What you have to do: Read the lines that follow and pick out every one containing the word "Rhône".

━━━━━ Data entries ━━━━━

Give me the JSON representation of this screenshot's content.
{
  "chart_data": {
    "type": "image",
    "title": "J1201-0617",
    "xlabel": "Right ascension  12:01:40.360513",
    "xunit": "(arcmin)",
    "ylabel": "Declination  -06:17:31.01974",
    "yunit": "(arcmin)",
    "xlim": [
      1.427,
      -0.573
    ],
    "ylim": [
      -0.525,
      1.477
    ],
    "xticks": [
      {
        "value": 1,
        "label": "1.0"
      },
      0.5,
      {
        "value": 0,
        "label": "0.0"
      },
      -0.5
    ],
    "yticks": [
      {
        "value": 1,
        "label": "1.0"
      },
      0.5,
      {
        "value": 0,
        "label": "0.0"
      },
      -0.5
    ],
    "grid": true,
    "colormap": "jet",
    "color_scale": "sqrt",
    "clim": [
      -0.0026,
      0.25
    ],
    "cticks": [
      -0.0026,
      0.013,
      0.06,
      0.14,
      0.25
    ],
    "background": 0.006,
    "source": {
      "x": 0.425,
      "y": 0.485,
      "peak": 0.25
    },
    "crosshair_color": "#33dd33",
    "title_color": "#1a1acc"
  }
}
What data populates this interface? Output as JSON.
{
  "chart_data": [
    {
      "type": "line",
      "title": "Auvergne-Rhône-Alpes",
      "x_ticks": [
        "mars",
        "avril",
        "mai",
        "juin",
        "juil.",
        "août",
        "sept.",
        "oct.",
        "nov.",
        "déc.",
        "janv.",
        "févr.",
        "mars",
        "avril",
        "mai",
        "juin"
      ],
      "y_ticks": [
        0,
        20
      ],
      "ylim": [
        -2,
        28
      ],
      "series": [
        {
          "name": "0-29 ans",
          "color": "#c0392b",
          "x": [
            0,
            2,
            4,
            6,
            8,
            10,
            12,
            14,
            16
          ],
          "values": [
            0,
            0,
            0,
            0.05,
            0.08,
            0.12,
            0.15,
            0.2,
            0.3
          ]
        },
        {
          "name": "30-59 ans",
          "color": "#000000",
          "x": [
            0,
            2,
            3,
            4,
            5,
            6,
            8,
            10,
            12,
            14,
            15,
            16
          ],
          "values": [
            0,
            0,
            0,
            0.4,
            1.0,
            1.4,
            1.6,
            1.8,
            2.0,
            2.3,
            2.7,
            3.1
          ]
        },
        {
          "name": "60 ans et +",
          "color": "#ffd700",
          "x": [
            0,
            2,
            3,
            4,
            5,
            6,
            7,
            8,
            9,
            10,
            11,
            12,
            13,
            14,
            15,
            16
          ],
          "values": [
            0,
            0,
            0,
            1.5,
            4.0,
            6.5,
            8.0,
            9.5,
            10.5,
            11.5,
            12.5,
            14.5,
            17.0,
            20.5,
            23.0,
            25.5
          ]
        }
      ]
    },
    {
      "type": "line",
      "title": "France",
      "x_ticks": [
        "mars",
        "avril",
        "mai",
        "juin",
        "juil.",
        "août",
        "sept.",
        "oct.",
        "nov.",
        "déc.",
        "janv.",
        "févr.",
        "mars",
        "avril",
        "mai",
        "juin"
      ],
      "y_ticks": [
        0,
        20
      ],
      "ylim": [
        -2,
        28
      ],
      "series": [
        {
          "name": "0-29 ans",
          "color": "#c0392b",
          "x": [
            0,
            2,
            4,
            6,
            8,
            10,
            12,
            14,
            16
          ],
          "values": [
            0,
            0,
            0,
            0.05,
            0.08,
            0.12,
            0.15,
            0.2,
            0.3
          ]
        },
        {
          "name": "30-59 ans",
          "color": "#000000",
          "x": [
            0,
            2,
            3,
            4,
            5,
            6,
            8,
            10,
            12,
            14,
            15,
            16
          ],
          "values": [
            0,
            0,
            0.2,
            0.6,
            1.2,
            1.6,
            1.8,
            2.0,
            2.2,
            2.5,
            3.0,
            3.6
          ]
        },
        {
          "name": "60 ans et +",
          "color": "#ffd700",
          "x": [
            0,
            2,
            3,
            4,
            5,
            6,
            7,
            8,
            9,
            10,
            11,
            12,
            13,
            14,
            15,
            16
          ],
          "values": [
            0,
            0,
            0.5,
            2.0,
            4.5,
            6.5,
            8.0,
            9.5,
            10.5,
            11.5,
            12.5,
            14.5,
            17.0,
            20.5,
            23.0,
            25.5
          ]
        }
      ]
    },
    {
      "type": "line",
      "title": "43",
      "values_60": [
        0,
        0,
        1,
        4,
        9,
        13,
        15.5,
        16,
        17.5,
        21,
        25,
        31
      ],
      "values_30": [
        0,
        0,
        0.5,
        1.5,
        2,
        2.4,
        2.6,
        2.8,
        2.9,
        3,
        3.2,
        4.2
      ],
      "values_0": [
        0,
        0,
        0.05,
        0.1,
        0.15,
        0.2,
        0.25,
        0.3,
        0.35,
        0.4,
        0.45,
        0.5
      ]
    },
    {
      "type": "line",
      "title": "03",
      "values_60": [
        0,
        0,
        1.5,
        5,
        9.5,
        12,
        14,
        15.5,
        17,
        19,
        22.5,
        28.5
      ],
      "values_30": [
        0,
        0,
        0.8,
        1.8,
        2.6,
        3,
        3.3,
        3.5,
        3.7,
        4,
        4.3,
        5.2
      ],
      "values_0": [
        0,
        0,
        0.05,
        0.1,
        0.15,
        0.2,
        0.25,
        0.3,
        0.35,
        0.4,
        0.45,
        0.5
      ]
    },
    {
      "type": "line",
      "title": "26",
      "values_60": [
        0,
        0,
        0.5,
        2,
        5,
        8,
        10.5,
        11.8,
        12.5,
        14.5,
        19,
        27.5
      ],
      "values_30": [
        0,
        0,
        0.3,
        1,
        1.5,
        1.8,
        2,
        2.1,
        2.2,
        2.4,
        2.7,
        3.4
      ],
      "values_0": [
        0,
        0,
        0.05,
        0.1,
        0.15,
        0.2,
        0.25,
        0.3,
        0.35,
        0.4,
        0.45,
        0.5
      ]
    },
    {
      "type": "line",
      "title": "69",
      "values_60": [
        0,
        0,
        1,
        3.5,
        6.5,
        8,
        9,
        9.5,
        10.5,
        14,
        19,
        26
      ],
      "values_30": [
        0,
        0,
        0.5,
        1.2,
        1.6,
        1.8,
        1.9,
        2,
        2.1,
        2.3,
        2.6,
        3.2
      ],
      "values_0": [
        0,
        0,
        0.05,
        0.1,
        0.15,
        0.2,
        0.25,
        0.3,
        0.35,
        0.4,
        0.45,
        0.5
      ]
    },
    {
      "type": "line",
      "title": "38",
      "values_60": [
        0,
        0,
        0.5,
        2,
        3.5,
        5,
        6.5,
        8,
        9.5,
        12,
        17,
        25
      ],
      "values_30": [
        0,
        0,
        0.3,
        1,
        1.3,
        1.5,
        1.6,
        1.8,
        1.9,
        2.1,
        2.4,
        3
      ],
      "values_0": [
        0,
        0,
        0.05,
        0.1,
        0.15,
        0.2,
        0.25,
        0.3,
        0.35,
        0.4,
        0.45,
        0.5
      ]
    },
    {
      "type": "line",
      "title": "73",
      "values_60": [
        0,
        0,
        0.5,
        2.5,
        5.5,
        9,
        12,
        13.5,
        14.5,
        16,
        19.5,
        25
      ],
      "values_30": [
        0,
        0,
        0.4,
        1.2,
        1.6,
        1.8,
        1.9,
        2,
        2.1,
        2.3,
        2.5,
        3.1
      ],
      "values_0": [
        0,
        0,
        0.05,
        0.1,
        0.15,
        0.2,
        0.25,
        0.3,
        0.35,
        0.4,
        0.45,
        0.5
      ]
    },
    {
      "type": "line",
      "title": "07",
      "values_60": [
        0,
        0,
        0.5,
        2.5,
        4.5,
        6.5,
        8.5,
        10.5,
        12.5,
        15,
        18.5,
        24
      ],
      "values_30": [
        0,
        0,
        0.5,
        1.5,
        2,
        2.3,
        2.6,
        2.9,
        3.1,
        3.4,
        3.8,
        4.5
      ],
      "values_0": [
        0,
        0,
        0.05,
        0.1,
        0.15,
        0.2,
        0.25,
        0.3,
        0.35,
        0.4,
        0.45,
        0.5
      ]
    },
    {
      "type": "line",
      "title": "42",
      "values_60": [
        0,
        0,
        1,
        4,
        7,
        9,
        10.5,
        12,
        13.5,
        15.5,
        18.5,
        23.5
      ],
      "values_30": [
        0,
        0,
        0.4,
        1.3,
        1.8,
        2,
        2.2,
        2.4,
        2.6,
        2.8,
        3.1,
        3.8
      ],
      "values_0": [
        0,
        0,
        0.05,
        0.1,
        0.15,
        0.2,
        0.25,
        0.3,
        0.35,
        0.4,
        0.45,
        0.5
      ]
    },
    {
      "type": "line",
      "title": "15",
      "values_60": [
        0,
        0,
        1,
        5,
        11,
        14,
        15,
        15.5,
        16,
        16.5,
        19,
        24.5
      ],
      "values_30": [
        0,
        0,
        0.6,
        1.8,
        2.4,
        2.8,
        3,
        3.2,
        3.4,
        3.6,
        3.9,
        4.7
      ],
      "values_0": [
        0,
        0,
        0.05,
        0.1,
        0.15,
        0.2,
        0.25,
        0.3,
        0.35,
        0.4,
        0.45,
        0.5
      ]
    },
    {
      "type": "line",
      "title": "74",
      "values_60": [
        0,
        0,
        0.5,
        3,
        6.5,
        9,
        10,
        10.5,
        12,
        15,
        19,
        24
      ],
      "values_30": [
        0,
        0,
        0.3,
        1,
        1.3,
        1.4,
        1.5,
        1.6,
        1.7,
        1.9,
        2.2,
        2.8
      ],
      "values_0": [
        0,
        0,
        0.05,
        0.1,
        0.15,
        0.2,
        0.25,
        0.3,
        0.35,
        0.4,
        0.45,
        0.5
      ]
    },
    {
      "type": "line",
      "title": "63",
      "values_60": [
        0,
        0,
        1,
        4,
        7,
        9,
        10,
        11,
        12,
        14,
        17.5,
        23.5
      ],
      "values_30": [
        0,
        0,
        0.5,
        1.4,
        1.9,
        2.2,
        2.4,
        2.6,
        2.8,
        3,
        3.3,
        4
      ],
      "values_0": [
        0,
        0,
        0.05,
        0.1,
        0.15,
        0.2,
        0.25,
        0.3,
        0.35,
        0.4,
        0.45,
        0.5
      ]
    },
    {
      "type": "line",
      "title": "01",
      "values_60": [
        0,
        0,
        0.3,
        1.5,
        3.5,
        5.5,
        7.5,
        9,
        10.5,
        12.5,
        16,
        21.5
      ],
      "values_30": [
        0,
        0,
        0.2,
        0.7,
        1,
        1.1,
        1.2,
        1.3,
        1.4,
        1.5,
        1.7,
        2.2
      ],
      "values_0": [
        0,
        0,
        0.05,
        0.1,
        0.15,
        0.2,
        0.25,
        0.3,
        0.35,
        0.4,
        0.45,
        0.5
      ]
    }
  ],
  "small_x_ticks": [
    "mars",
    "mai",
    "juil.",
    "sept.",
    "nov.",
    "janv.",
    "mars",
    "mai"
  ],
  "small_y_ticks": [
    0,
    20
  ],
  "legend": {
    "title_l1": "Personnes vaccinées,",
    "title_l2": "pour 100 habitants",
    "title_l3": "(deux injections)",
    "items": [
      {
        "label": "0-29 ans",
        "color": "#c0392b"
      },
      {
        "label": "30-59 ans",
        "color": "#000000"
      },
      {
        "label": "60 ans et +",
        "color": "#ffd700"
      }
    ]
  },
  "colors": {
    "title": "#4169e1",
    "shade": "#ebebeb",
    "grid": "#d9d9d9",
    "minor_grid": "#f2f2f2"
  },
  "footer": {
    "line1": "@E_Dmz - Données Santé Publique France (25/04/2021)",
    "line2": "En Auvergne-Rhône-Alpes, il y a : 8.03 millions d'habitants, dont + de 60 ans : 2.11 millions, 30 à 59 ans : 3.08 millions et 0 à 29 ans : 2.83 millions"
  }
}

━━━━━

Solution:
      "title": "Auvergne-Rhône-Alpes",
    "line2": "En Auvergne-Rhône-Alpes, il y a : 8.03 millions d'habitants, dont + de 60 ans : 2.11 millions, 30 à 59 ans : 3.08 millions et 0 à 29 ans : 2.83 millions"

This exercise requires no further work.